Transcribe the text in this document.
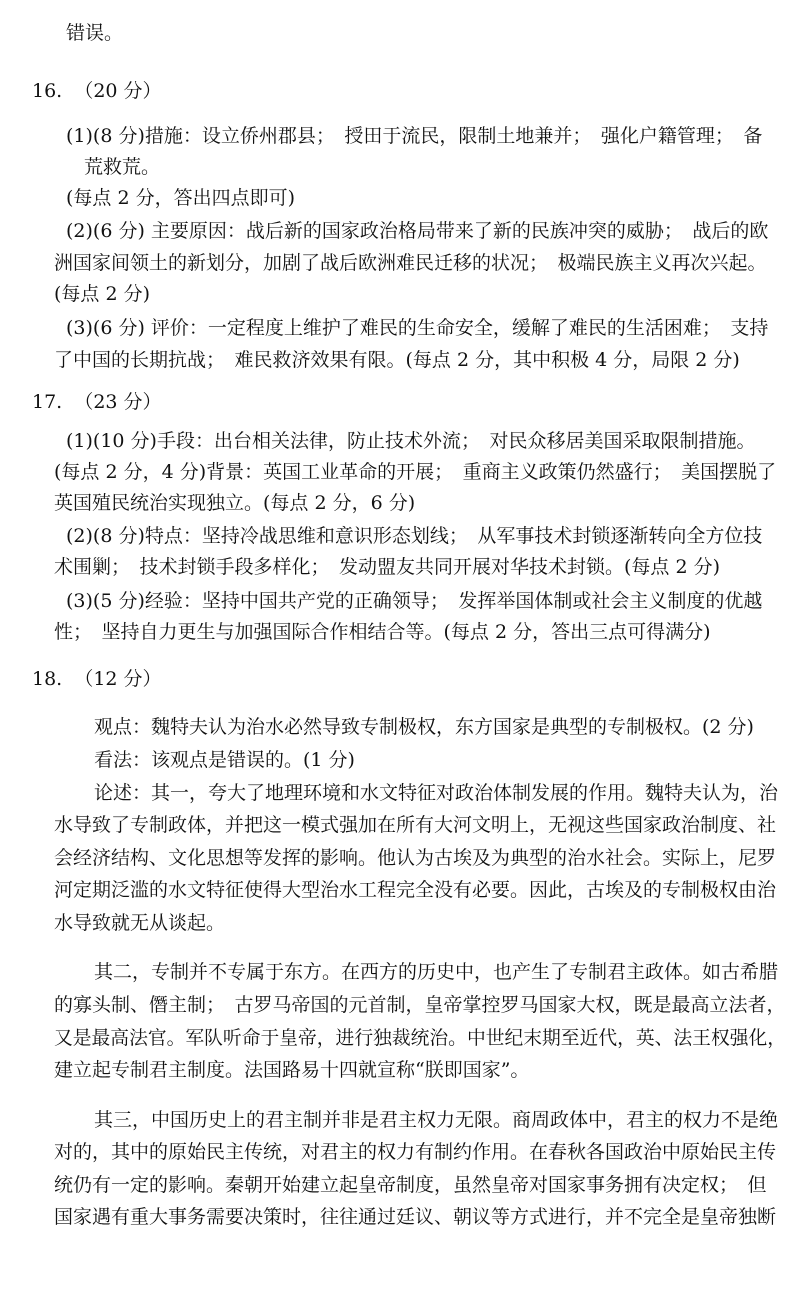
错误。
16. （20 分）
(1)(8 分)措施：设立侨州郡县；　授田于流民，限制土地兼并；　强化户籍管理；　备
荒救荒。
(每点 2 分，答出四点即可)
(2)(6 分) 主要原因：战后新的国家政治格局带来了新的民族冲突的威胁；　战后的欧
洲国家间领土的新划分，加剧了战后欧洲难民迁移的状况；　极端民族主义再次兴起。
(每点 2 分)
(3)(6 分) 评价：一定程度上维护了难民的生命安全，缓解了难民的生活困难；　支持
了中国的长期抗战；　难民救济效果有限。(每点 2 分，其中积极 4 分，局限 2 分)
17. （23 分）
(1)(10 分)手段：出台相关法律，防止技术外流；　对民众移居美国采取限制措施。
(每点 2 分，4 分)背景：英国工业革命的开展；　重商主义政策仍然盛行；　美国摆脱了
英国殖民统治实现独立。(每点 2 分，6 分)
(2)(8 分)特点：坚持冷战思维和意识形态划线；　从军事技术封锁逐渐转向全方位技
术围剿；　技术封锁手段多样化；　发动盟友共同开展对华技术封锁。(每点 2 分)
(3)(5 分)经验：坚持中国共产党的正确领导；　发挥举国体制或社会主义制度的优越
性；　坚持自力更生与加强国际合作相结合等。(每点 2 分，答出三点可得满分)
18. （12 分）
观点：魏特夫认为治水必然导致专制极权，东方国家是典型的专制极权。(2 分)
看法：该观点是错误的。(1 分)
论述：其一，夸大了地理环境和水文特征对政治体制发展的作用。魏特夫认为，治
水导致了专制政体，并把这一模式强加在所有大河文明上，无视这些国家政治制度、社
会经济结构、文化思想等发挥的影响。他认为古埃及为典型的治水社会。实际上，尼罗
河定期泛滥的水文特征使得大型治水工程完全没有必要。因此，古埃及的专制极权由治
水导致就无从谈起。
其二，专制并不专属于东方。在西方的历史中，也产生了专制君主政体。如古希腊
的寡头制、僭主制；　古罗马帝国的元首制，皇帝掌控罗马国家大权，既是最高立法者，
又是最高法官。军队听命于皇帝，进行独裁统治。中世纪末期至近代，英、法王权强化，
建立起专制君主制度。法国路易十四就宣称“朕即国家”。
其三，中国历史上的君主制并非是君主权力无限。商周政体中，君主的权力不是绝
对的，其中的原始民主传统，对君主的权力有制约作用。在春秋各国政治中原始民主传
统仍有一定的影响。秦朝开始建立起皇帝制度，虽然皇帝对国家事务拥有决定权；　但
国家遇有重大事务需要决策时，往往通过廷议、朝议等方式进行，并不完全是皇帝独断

________________________________________

**Task description**:
Reproduce all of the data exactly; the pictures do not belong in the copy.

**Finished task**:
Transcribe the text in this document.
错误。
16. （20 分）
(1)(8 分)措施：设立侨州郡县；　授田于流民，限制土地兼并；　强化户籍管理；　备
荒救荒。
(每点 2 分，答出四点即可)
(2)(6 分) 主要原因：战后新的国家政治格局带来了新的民族冲突的威胁；　战后的欧
洲国家间领土的新划分，加剧了战后欧洲难民迁移的状况；　极端民族主义再次兴起。
(每点 2 分)
(3)(6 分) 评价：一定程度上维护了难民的生命安全，缓解了难民的生活困难；　支持
了中国的长期抗战；　难民救济效果有限。(每点 2 分，其中积极 4 分，局限 2 分)
17. （23 分）
(1)(10 分)手段：出台相关法律，防止技术外流；　对民众移居美国采取限制措施。
(每点 2 分，4 分)背景：英国工业革命的开展；　重商主义政策仍然盛行；　美国摆脱了
英国殖民统治实现独立。(每点 2 分，6 分)
(2)(8 分)特点：坚持冷战思维和意识形态划线；　从军事技术封锁逐渐转向全方位技
术围剿；　技术封锁手段多样化；　发动盟友共同开展对华技术封锁。(每点 2 分)
(3)(5 分)经验：坚持中国共产党的正确领导；　发挥举国体制或社会主义制度的优越
性；　坚持自力更生与加强国际合作相结合等。(每点 2 分，答出三点可得满分)
18. （12 分）
观点：魏特夫认为治水必然导致专制极权，东方国家是典型的专制极权。(2 分)
看法：该观点是错误的。(1 分)
论述：其一，夸大了地理环境和水文特征对政治体制发展的作用。魏特夫认为，治
水导致了专制政体，并把这一模式强加在所有大河文明上，无视这些国家政治制度、社
会经济结构、文化思想等发挥的影响。他认为古埃及为典型的治水社会。实际上，尼罗
河定期泛滥的水文特征使得大型治水工程完全没有必要。因此，古埃及的专制极权由治
水导致就无从谈起。
其二，专制并不专属于东方。在西方的历史中，也产生了专制君主政体。如古希腊
的寡头制、僭主制；　古罗马帝国的元首制，皇帝掌控罗马国家大权，既是最高立法者，
又是最高法官。军队听命于皇帝，进行独裁统治。中世纪末期至近代，英、法王权强化，
建立起专制君主制度。法国路易十四就宣称“朕即国家”。
其三，中国历史上的君主制并非是君主权力无限。商周政体中，君主的权力不是绝
对的，其中的原始民主传统，对君主的权力有制约作用。在春秋各国政治中原始民主传
统仍有一定的影响。秦朝开始建立起皇帝制度，虽然皇帝对国家事务拥有决定权；　但
国家遇有重大事务需要决策时，往往通过廷议、朝议等方式进行，并不完全是皇帝独断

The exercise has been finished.